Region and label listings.

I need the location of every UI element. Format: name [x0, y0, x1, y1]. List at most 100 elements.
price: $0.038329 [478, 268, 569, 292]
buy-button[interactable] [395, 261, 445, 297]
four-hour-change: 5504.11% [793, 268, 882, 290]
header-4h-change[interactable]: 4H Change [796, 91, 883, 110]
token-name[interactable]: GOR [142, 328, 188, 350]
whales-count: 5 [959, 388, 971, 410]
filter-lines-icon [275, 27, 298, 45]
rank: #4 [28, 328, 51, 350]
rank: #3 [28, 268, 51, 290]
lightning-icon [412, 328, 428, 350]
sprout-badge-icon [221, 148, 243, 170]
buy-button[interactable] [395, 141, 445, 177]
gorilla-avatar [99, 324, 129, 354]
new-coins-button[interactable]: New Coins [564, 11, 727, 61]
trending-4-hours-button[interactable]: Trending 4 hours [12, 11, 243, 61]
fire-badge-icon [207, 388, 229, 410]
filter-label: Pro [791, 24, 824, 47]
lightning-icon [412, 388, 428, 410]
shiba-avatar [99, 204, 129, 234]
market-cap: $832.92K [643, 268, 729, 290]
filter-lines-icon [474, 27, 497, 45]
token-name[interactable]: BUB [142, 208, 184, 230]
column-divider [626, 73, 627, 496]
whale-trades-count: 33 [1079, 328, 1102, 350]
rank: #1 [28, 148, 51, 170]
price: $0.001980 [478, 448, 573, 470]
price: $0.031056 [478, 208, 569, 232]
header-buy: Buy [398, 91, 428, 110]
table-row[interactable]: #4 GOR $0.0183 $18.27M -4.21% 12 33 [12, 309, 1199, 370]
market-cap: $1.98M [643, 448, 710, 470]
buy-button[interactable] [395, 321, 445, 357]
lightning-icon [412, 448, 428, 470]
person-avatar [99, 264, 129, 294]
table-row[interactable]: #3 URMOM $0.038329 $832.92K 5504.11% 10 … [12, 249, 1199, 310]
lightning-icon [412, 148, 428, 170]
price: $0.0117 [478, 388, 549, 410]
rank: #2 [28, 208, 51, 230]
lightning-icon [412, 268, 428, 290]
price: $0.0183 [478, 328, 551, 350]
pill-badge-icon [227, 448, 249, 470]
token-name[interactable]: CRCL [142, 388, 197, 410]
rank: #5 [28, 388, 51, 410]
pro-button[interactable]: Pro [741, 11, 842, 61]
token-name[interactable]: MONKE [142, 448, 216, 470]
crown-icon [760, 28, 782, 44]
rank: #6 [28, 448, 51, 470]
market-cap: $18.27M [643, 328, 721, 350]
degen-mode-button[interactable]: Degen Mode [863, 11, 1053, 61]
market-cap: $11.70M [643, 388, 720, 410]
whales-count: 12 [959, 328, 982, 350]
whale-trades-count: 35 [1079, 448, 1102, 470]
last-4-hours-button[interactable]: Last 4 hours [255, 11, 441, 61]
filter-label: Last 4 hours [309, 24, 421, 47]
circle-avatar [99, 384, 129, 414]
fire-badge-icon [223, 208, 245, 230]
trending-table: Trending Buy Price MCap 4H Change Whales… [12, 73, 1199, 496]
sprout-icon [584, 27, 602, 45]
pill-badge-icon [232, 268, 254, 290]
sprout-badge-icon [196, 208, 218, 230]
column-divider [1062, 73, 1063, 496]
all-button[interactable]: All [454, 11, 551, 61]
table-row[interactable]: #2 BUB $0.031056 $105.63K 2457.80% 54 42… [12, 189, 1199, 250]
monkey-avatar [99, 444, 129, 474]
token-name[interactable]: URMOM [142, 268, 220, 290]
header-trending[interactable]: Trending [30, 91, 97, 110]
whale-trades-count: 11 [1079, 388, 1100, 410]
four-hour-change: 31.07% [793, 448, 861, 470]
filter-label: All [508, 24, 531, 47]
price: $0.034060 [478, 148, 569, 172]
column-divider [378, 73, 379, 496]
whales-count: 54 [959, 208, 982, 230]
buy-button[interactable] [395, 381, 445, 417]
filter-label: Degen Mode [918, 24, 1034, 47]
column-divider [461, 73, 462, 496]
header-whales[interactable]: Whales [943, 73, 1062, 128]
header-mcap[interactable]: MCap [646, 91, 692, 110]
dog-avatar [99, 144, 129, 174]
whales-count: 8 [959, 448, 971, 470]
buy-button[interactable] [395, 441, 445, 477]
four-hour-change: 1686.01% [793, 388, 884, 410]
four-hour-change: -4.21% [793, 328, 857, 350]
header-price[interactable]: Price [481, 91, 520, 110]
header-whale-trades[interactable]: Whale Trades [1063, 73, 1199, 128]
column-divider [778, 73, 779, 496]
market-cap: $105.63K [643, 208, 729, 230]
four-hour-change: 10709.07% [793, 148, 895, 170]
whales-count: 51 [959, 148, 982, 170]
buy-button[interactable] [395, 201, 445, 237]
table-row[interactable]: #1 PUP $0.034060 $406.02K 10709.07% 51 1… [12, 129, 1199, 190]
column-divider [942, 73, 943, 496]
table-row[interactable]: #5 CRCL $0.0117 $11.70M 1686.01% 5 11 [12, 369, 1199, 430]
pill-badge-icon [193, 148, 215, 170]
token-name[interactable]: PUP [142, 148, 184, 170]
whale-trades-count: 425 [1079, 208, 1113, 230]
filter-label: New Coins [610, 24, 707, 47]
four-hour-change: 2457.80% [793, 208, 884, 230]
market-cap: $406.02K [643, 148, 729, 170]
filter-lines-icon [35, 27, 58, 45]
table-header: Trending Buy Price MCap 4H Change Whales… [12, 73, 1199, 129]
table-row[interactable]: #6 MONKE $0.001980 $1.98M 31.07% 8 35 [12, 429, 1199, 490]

WHAT YOU SHOULD DO.
Reproduce all of the data above line for line, without changing anything.

TASK ANSWER.
I need the location of every UI element. Format: name [x0, y0, x1, y1]. List at most 100 elements.
price: $0.038329 [478, 268, 569, 292]
buy-button[interactable] [395, 261, 445, 297]
four-hour-change: 5504.11% [793, 268, 882, 290]
header-4h-change[interactable]: 4H Change [796, 91, 883, 110]
token-name[interactable]: GOR [142, 328, 188, 350]
whales-count: 5 [959, 388, 971, 410]
filter-lines-icon [275, 27, 298, 45]
rank: #4 [28, 328, 51, 350]
rank: #3 [28, 268, 51, 290]
lightning-icon [412, 328, 428, 350]
sprout-badge-icon [221, 148, 243, 170]
buy-button[interactable] [395, 141, 445, 177]
gorilla-avatar [99, 324, 129, 354]
new-coins-button[interactable]: New Coins [564, 11, 727, 61]
trending-4-hours-button[interactable]: Trending 4 hours [12, 11, 243, 61]
fire-badge-icon [207, 388, 229, 410]
filter-label: Pro [791, 24, 824, 47]
lightning-icon [412, 388, 428, 410]
shiba-avatar [99, 204, 129, 234]
market-cap: $832.92K [643, 268, 729, 290]
filter-lines-icon [474, 27, 497, 45]
token-name[interactable]: BUB [142, 208, 184, 230]
column-divider [626, 73, 627, 496]
whale-trades-count: 33 [1079, 328, 1102, 350]
rank: #1 [28, 148, 51, 170]
price: $0.001980 [478, 448, 573, 470]
price: $0.031056 [478, 208, 569, 232]
header-buy: Buy [398, 91, 428, 110]
table-row[interactable]: #4 GOR $0.0183 $18.27M -4.21% 12 33 [12, 309, 1199, 370]
market-cap: $1.98M [643, 448, 710, 470]
buy-button[interactable] [395, 321, 445, 357]
lightning-icon [412, 448, 428, 470]
person-avatar [99, 264, 129, 294]
table-row[interactable]: #3 URMOM $0.038329 $832.92K 5504.11% 10 … [12, 249, 1199, 310]
lightning-icon [412, 148, 428, 170]
price: $0.0117 [478, 388, 549, 410]
rank: #2 [28, 208, 51, 230]
lightning-icon [412, 268, 428, 290]
price: $0.0183 [478, 328, 551, 350]
pill-badge-icon [227, 448, 249, 470]
token-name[interactable]: CRCL [142, 388, 197, 410]
rank: #5 [28, 388, 51, 410]
pro-button[interactable]: Pro [741, 11, 842, 61]
token-name[interactable]: MONKE [142, 448, 216, 470]
crown-icon [760, 28, 782, 44]
rank: #6 [28, 448, 51, 470]
market-cap: $18.27M [643, 328, 721, 350]
degen-mode-button[interactable]: Degen Mode [863, 11, 1053, 61]
market-cap: $11.70M [643, 388, 720, 410]
whales-count: 12 [959, 328, 982, 350]
whale-trades-count: 35 [1079, 448, 1102, 470]
last-4-hours-button[interactable]: Last 4 hours [255, 11, 441, 61]
filter-label: Last 4 hours [309, 24, 421, 47]
circle-avatar [99, 384, 129, 414]
fire-badge-icon [223, 208, 245, 230]
trending-table: Trending Buy Price MCap 4H Change Whales… [12, 73, 1199, 496]
sprout-icon [584, 27, 602, 45]
pill-badge-icon [232, 268, 254, 290]
sprout-badge-icon [196, 208, 218, 230]
column-divider [1062, 73, 1063, 496]
all-button[interactable]: All [454, 11, 551, 61]
table-row[interactable]: #2 BUB $0.031056 $105.63K 2457.80% 54 42… [12, 189, 1199, 250]
monkey-avatar [99, 444, 129, 474]
token-name[interactable]: URMOM [142, 268, 220, 290]
header-trending[interactable]: Trending [30, 91, 97, 110]
whale-trades-count: 11 [1079, 388, 1100, 410]
four-hour-change: 31.07% [793, 448, 861, 470]
filter-label: All [508, 24, 531, 47]
price: $0.034060 [478, 148, 569, 172]
column-divider [378, 73, 379, 496]
whales-count: 54 [959, 208, 982, 230]
buy-button[interactable] [395, 381, 445, 417]
filter-label: Degen Mode [918, 24, 1034, 47]
column-divider [461, 73, 462, 496]
header-whales[interactable]: Whales [943, 73, 1062, 128]
header-mcap[interactable]: MCap [646, 91, 692, 110]
dog-avatar [99, 144, 129, 174]
whales-count: 8 [959, 448, 971, 470]
buy-button[interactable] [395, 441, 445, 477]
four-hour-change: 1686.01% [793, 388, 884, 410]
four-hour-change: -4.21% [793, 328, 857, 350]
header-price[interactable]: Price [481, 91, 520, 110]
header-whale-trades[interactable]: Whale Trades [1063, 73, 1199, 128]
column-divider [778, 73, 779, 496]
market-cap: $105.63K [643, 208, 729, 230]
four-hour-change: 10709.07% [793, 148, 895, 170]
whales-count: 51 [959, 148, 982, 170]
buy-button[interactable] [395, 201, 445, 237]
table-row[interactable]: #1 PUP $0.034060 $406.02K 10709.07% 51 1… [12, 129, 1199, 190]
column-divider [942, 73, 943, 496]
table-row[interactable]: #5 CRCL $0.0117 $11.70M 1686.01% 5 11 [12, 369, 1199, 430]
pill-badge-icon [193, 148, 215, 170]
token-name[interactable]: PUP [142, 148, 184, 170]
whale-trades-count: 425 [1079, 208, 1113, 230]
filter-label: New Coins [610, 24, 707, 47]
four-hour-change: 2457.80% [793, 208, 884, 230]
market-cap: $406.02K [643, 148, 729, 170]
filter-lines-icon [35, 27, 58, 45]
table-header: Trending Buy Price MCap 4H Change Whales… [12, 73, 1199, 129]
table-row[interactable]: #6 MONKE $0.001980 $1.98M 31.07% 8 35 [12, 429, 1199, 490]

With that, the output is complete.